- [Exercise]:
In the listing below, count the lines with "Last" and report only the figure.

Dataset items
================
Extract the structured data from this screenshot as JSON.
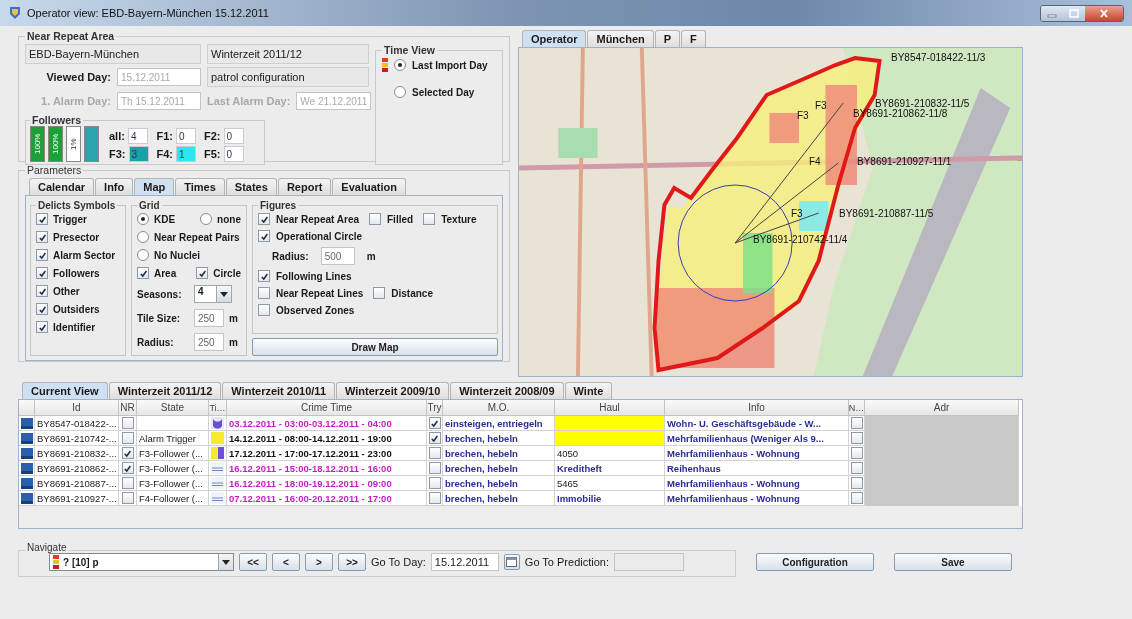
{
  "window": {
    "title": "Operator view: EBD-Bayern-München 15.12.2011"
  },
  "near_repeat_area": {
    "title": "Near Repeat Area",
    "area": "EBD-Bayern-München",
    "season": "Winterzeit 2011/12",
    "configuration": "patrol configuration",
    "fields": [
      {
        "label": "Viewed Day:",
        "value": "15.12.2011",
        "disabled": false
      },
      {
        "label": "1. Alarm Day:",
        "value": "Th 15.12.2011",
        "disabled": true
      },
      {
        "label": "Last Alarm Day:",
        "value": "We 21.12.2011",
        "disabled": true
      }
    ],
    "followers": {
      "title": "Followers",
      "bars": [
        {
          "label": "100%",
          "color": "#1f9e3a"
        },
        {
          "label": "100%",
          "color": "#1f9e3a"
        },
        {
          "label": "1%",
          "color": "#ffffff"
        },
        {
          "color": "#2aa5ad"
        }
      ],
      "counts": [
        {
          "label": "all:",
          "value": "4",
          "color": "#ffffff"
        },
        {
          "label": "F1:",
          "value": "0",
          "color": "#ffffff"
        },
        {
          "label": "F2:",
          "value": "0",
          "color": "#ffffff"
        },
        {
          "label": "F3:",
          "value": "3",
          "color": "#17a2a8"
        },
        {
          "label": "F4:",
          "value": "1",
          "color": "#29e6f2"
        },
        {
          "label": "F5:",
          "value": "0",
          "color": "#ffffff"
        }
      ]
    },
    "time_view": {
      "title": "Time View",
      "options": [
        {
          "label": "Last Import Day",
          "selected": true
        },
        {
          "label": "Selected Day",
          "selected": false
        }
      ]
    }
  },
  "parameters": {
    "title": "Parameters",
    "tabs": [
      {
        "label": "Calendar",
        "selected": false
      },
      {
        "label": "Info",
        "selected": false
      },
      {
        "label": "Map",
        "selected": true
      },
      {
        "label": "Times",
        "selected": false
      },
      {
        "label": "States",
        "selected": false
      },
      {
        "label": "Report",
        "selected": false
      },
      {
        "label": "Evaluation",
        "selected": false
      }
    ],
    "delicts": {
      "title": "Delicts Symbols",
      "items": [
        {
          "label": "Trigger",
          "checked": true
        },
        {
          "label": "Presector",
          "checked": true
        },
        {
          "label": "Alarm Sector",
          "checked": true
        },
        {
          "label": "Followers",
          "checked": true
        },
        {
          "label": "Other",
          "checked": true
        },
        {
          "label": "Outsiders",
          "checked": true
        },
        {
          "label": "Identifier",
          "checked": true
        }
      ]
    },
    "grid": {
      "title": "Grid",
      "options": [
        {
          "label": "KDE",
          "selected": true
        },
        {
          "label": "none",
          "selected": false
        },
        {
          "label": "Near Repeat Pairs",
          "selected": false
        },
        {
          "label": "No Nuclei",
          "selected": false
        }
      ],
      "checks": [
        {
          "label": "Area",
          "checked": true
        },
        {
          "label": "Circle",
          "checked": true
        }
      ],
      "seasons": {
        "label": "Seasons:",
        "value": "4"
      },
      "tile_size": {
        "label": "Tile Size:",
        "value": "250",
        "unit": "m"
      },
      "radius": {
        "label": "Radius:",
        "value": "250",
        "unit": "m"
      }
    },
    "figures": {
      "title": "Figures",
      "rows": [
        {
          "items": [
            {
              "kind": "checkbox",
              "label": "Near Repeat Area",
              "checked": true
            },
            {
              "kind": "checkbox",
              "label": "Filled",
              "checked": false
            },
            {
              "kind": "checkbox",
              "label": "Texture",
              "checked": false
            }
          ]
        },
        {
          "items": [
            {
              "kind": "checkbox",
              "label": "Operational Circle",
              "checked": true
            }
          ]
        },
        {
          "items": [
            {
              "kind": "field",
              "label": "Radius:",
              "value": "500",
              "unit": "m"
            }
          ]
        },
        {
          "items": [
            {
              "kind": "checkbox",
              "label": "Following Lines",
              "checked": true
            }
          ]
        },
        {
          "items": [
            {
              "kind": "checkbox",
              "label": "Near Repeat Lines",
              "checked": false
            },
            {
              "kind": "checkbox",
              "label": "Distance",
              "checked": false
            }
          ]
        },
        {
          "items": [
            {
              "kind": "checkbox",
              "label": "Observed Zones",
              "checked": false
            }
          ]
        }
      ]
    },
    "draw_button": "Draw Map"
  },
  "map": {
    "tabs": [
      {
        "label": "Operator",
        "selected": true
      },
      {
        "label": "München",
        "selected": false
      },
      {
        "label": "P",
        "selected": false
      },
      {
        "label": "F",
        "selected": false
      }
    ],
    "labels": [
      "BY8547-018422-11/3",
      "F3",
      "BY8691-210832-11/5",
      "F3",
      "BY8691-210862-11/8",
      "F4",
      "BY8691-210927-11/1",
      "F3",
      "BY8691-210887-11/5",
      "BY8691-210742-11/4"
    ]
  },
  "table": {
    "tabs": [
      {
        "label": "Current View",
        "selected": true
      },
      {
        "label": "Winterzeit 2011/12",
        "selected": false
      },
      {
        "label": "Winterzeit 2010/11",
        "selected": false
      },
      {
        "label": "Winterzeit 2009/10",
        "selected": false
      },
      {
        "label": "Winterzeit 2008/09",
        "selected": false
      },
      {
        "label": "Winte",
        "selected": false
      }
    ],
    "columns": [
      "Id",
      "NR",
      "State",
      "Ti…",
      "Crime Time",
      "Try",
      "M.O.",
      "Haul",
      "Info",
      "N…",
      "Adr"
    ],
    "rows": [
      {
        "id": "BY8547-018422-...",
        "nr": false,
        "time_icon": {
          "kind": "half-circle"
        },
        "crime_time": {
          "text": "03.12.2011 - 03:00-03.12.2011 - 04:00",
          "color": "#c21fc2"
        },
        "try": true,
        "mo": "einsteigen, entriegeln",
        "haul": {
          "kind": "missing"
        },
        "info": "Wohn- U. Geschäftsgebäude - W...",
        "n": false
      },
      {
        "id": "BY8691-210742-...",
        "nr": false,
        "state": "Alarm Trigger",
        "time_icon": {
          "kind": "square"
        },
        "crime_time": {
          "text": "14.12.2011 - 08:00-14.12.2011 - 19:00",
          "color": "#111111"
        },
        "try": true,
        "mo": "brechen, hebeln",
        "haul": {
          "kind": "missing"
        },
        "info": "Mehrfamilienhaus (Weniger Als 9...",
        "n": false
      },
      {
        "id": "BY8691-210832-...",
        "nr": true,
        "state": "F3-Follower (...",
        "time_icon": {
          "kind": "split"
        },
        "crime_time": {
          "text": "17.12.2011 - 17:00-17.12.2011 - 23:00",
          "color": "#111111"
        },
        "try": false,
        "mo": "brechen, hebeln",
        "haul": {
          "kind": "number",
          "text": "4050"
        },
        "info": "Mehrfamilienhaus - Wohnung",
        "n": false
      },
      {
        "id": "BY8691-210862-...",
        "nr": true,
        "state": "F3-Follower (...",
        "time_icon": {
          "kind": "lines"
        },
        "crime_time": {
          "text": "16.12.2011 - 15:00-18.12.2011 - 16:00",
          "color": "#c21fc2"
        },
        "try": false,
        "mo": "brechen, hebeln",
        "haul": {
          "kind": "item",
          "text": "Kreditheft"
        },
        "info": "Reihenhaus",
        "n": false
      },
      {
        "id": "BY8691-210887-...",
        "nr": false,
        "state": "F3-Follower (...",
        "time_icon": {
          "kind": "lines"
        },
        "crime_time": {
          "text": "16.12.2011 - 18:00-19.12.2011 - 09:00",
          "color": "#c21fc2"
        },
        "try": false,
        "mo": "brechen, hebeln",
        "haul": {
          "kind": "number",
          "text": "5465"
        },
        "info": "Mehrfamilienhaus - Wohnung",
        "n": false
      },
      {
        "id": "BY8691-210927-...",
        "nr": false,
        "state": "F4-Follower (...",
        "time_icon": {
          "kind": "lines"
        },
        "crime_time": {
          "text": "07.12.2011 - 16:00-20.12.2011 - 17:00",
          "color": "#c21fc2"
        },
        "try": false,
        "mo": "brechen, hebeln",
        "haul": {
          "kind": "item",
          "text": "Immobilie"
        },
        "info": "Mehrfamilienhaus - Wohnung",
        "n": false
      }
    ]
  },
  "navigate": {
    "title": "Navigate",
    "selection": "? [10] p",
    "buttons": [
      "<<",
      "<",
      ">",
      ">>"
    ],
    "go_to_day_label": "Go To Day:",
    "go_to_day": "15.12.2011",
    "go_to_prediction_label": "Go To Prediction:"
  },
  "actions": [
    "Configuration",
    "Save"
  ]
}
================
- [Answer to the problem]:
2